## begin
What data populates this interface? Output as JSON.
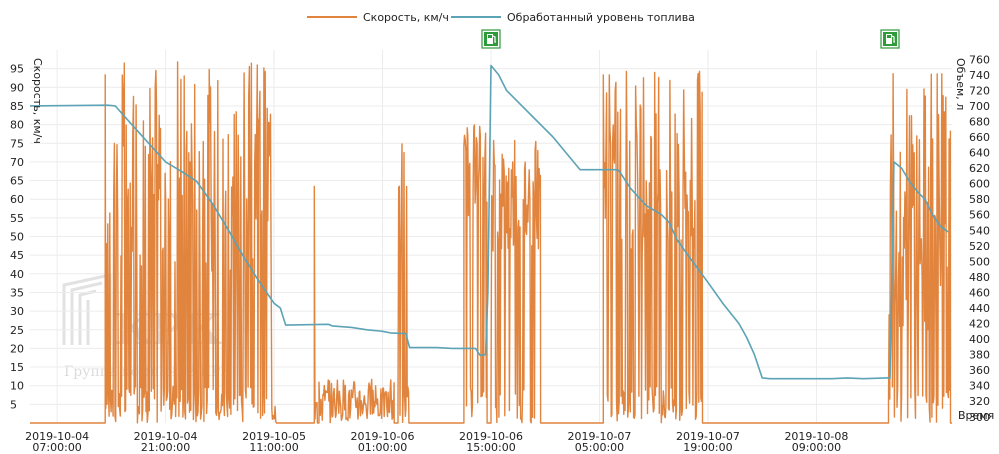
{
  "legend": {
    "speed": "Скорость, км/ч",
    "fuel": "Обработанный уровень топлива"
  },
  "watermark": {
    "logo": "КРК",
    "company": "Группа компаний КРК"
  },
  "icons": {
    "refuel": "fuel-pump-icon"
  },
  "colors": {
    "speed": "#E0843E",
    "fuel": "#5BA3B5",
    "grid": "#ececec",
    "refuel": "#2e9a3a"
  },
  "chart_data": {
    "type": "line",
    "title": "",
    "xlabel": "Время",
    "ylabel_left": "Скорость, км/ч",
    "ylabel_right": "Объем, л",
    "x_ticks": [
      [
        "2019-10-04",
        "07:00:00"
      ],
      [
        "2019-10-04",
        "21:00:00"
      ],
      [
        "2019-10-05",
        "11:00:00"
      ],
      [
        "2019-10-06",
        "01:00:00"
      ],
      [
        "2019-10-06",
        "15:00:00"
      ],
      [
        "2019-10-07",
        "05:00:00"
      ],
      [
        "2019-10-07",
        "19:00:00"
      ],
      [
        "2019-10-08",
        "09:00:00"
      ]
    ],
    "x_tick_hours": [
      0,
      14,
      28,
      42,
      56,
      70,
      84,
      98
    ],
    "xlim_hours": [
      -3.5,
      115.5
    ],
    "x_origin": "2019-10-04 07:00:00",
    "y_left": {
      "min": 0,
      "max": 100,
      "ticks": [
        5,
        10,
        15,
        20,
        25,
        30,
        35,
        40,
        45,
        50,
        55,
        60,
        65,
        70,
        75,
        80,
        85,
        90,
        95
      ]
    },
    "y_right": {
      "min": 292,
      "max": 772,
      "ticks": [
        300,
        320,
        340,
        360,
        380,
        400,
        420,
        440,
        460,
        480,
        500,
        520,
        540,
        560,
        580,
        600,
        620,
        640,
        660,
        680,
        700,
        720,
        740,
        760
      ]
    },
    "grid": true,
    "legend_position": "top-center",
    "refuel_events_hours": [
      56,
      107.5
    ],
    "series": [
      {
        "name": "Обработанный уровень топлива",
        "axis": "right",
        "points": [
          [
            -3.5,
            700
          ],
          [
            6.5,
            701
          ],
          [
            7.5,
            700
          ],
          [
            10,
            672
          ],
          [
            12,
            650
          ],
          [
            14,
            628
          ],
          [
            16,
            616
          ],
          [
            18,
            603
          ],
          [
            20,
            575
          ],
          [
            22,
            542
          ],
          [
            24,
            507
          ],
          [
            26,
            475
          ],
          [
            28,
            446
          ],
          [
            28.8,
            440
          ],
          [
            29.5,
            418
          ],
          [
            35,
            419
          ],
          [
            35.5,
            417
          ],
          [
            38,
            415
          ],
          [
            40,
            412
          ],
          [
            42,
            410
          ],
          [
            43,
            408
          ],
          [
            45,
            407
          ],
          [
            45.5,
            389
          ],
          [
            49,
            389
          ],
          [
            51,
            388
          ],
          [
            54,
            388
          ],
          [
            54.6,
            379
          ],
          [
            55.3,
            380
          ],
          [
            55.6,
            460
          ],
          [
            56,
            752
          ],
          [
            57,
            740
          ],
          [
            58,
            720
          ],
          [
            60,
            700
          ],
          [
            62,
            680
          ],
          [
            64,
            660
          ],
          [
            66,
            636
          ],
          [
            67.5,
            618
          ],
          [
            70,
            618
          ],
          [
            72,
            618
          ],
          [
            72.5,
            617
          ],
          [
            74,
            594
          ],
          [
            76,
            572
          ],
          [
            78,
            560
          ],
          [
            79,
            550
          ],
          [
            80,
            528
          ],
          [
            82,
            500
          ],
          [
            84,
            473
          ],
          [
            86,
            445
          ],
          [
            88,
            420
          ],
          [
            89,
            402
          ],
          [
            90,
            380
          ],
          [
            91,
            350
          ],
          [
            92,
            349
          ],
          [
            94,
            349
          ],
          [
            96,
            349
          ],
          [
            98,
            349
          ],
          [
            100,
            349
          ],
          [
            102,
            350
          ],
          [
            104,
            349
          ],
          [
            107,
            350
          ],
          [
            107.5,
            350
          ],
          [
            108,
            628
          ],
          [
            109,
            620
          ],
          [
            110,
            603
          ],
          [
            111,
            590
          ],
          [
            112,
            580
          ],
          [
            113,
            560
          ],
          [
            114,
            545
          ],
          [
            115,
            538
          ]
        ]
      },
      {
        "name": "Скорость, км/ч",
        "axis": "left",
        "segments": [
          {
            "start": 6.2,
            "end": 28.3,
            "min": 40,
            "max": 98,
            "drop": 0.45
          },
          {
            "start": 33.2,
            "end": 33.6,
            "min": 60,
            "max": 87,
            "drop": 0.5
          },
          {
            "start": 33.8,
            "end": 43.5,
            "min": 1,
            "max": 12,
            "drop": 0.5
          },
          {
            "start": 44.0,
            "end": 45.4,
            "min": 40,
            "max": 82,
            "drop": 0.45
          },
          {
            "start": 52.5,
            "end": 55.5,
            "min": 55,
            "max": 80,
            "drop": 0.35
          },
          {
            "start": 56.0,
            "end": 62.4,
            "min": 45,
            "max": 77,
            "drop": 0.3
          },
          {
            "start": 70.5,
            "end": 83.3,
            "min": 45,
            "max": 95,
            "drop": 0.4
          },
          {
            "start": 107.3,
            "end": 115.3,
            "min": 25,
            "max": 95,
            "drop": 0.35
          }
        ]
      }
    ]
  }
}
## end
→ Exercise prompt:
Transcribe the material exactly, keeping every word and none of the pictures.

→ Expected output:
What data populates this interface? Output as JSON.
{
  "legend": {
    "speed": "Скорость, км/ч",
    "fuel": "Обработанный уровень топлива"
  },
  "watermark": {
    "logo": "КРК",
    "company": "Группа компаний КРК"
  },
  "icons": {
    "refuel": "fuel-pump-icon"
  },
  "colors": {
    "speed": "#E0843E",
    "fuel": "#5BA3B5",
    "grid": "#ececec",
    "refuel": "#2e9a3a"
  },
  "chart_data": {
    "type": "line",
    "title": "",
    "xlabel": "Время",
    "ylabel_left": "Скорость, км/ч",
    "ylabel_right": "Объем, л",
    "x_ticks": [
      [
        "2019-10-04",
        "07:00:00"
      ],
      [
        "2019-10-04",
        "21:00:00"
      ],
      [
        "2019-10-05",
        "11:00:00"
      ],
      [
        "2019-10-06",
        "01:00:00"
      ],
      [
        "2019-10-06",
        "15:00:00"
      ],
      [
        "2019-10-07",
        "05:00:00"
      ],
      [
        "2019-10-07",
        "19:00:00"
      ],
      [
        "2019-10-08",
        "09:00:00"
      ]
    ],
    "x_tick_hours": [
      0,
      14,
      28,
      42,
      56,
      70,
      84,
      98
    ],
    "xlim_hours": [
      -3.5,
      115.5
    ],
    "x_origin": "2019-10-04 07:00:00",
    "y_left": {
      "min": 0,
      "max": 100,
      "ticks": [
        5,
        10,
        15,
        20,
        25,
        30,
        35,
        40,
        45,
        50,
        55,
        60,
        65,
        70,
        75,
        80,
        85,
        90,
        95
      ]
    },
    "y_right": {
      "min": 292,
      "max": 772,
      "ticks": [
        300,
        320,
        340,
        360,
        380,
        400,
        420,
        440,
        460,
        480,
        500,
        520,
        540,
        560,
        580,
        600,
        620,
        640,
        660,
        680,
        700,
        720,
        740,
        760
      ]
    },
    "grid": true,
    "legend_position": "top-center",
    "refuel_events_hours": [
      56,
      107.5
    ],
    "series": [
      {
        "name": "Обработанный уровень топлива",
        "axis": "right",
        "points": [
          [
            -3.5,
            700
          ],
          [
            6.5,
            701
          ],
          [
            7.5,
            700
          ],
          [
            10,
            672
          ],
          [
            12,
            650
          ],
          [
            14,
            628
          ],
          [
            16,
            616
          ],
          [
            18,
            603
          ],
          [
            20,
            575
          ],
          [
            22,
            542
          ],
          [
            24,
            507
          ],
          [
            26,
            475
          ],
          [
            28,
            446
          ],
          [
            28.8,
            440
          ],
          [
            29.5,
            418
          ],
          [
            35,
            419
          ],
          [
            35.5,
            417
          ],
          [
            38,
            415
          ],
          [
            40,
            412
          ],
          [
            42,
            410
          ],
          [
            43,
            408
          ],
          [
            45,
            407
          ],
          [
            45.5,
            389
          ],
          [
            49,
            389
          ],
          [
            51,
            388
          ],
          [
            54,
            388
          ],
          [
            54.6,
            379
          ],
          [
            55.3,
            380
          ],
          [
            55.6,
            460
          ],
          [
            56,
            752
          ],
          [
            57,
            740
          ],
          [
            58,
            720
          ],
          [
            60,
            700
          ],
          [
            62,
            680
          ],
          [
            64,
            660
          ],
          [
            66,
            636
          ],
          [
            67.5,
            618
          ],
          [
            70,
            618
          ],
          [
            72,
            618
          ],
          [
            72.5,
            617
          ],
          [
            74,
            594
          ],
          [
            76,
            572
          ],
          [
            78,
            560
          ],
          [
            79,
            550
          ],
          [
            80,
            528
          ],
          [
            82,
            500
          ],
          [
            84,
            473
          ],
          [
            86,
            445
          ],
          [
            88,
            420
          ],
          [
            89,
            402
          ],
          [
            90,
            380
          ],
          [
            91,
            350
          ],
          [
            92,
            349
          ],
          [
            94,
            349
          ],
          [
            96,
            349
          ],
          [
            98,
            349
          ],
          [
            100,
            349
          ],
          [
            102,
            350
          ],
          [
            104,
            349
          ],
          [
            107,
            350
          ],
          [
            107.5,
            350
          ],
          [
            108,
            628
          ],
          [
            109,
            620
          ],
          [
            110,
            603
          ],
          [
            111,
            590
          ],
          [
            112,
            580
          ],
          [
            113,
            560
          ],
          [
            114,
            545
          ],
          [
            115,
            538
          ]
        ]
      },
      {
        "name": "Скорость, км/ч",
        "axis": "left",
        "segments": [
          {
            "start": 6.2,
            "end": 28.3,
            "min": 40,
            "max": 98,
            "drop": 0.45
          },
          {
            "start": 33.2,
            "end": 33.6,
            "min": 60,
            "max": 87,
            "drop": 0.5
          },
          {
            "start": 33.8,
            "end": 43.5,
            "min": 1,
            "max": 12,
            "drop": 0.5
          },
          {
            "start": 44.0,
            "end": 45.4,
            "min": 40,
            "max": 82,
            "drop": 0.45
          },
          {
            "start": 52.5,
            "end": 55.5,
            "min": 55,
            "max": 80,
            "drop": 0.35
          },
          {
            "start": 56.0,
            "end": 62.4,
            "min": 45,
            "max": 77,
            "drop": 0.3
          },
          {
            "start": 70.5,
            "end": 83.3,
            "min": 45,
            "max": 95,
            "drop": 0.4
          },
          {
            "start": 107.3,
            "end": 115.3,
            "min": 25,
            "max": 95,
            "drop": 0.35
          }
        ]
      }
    ]
  }
}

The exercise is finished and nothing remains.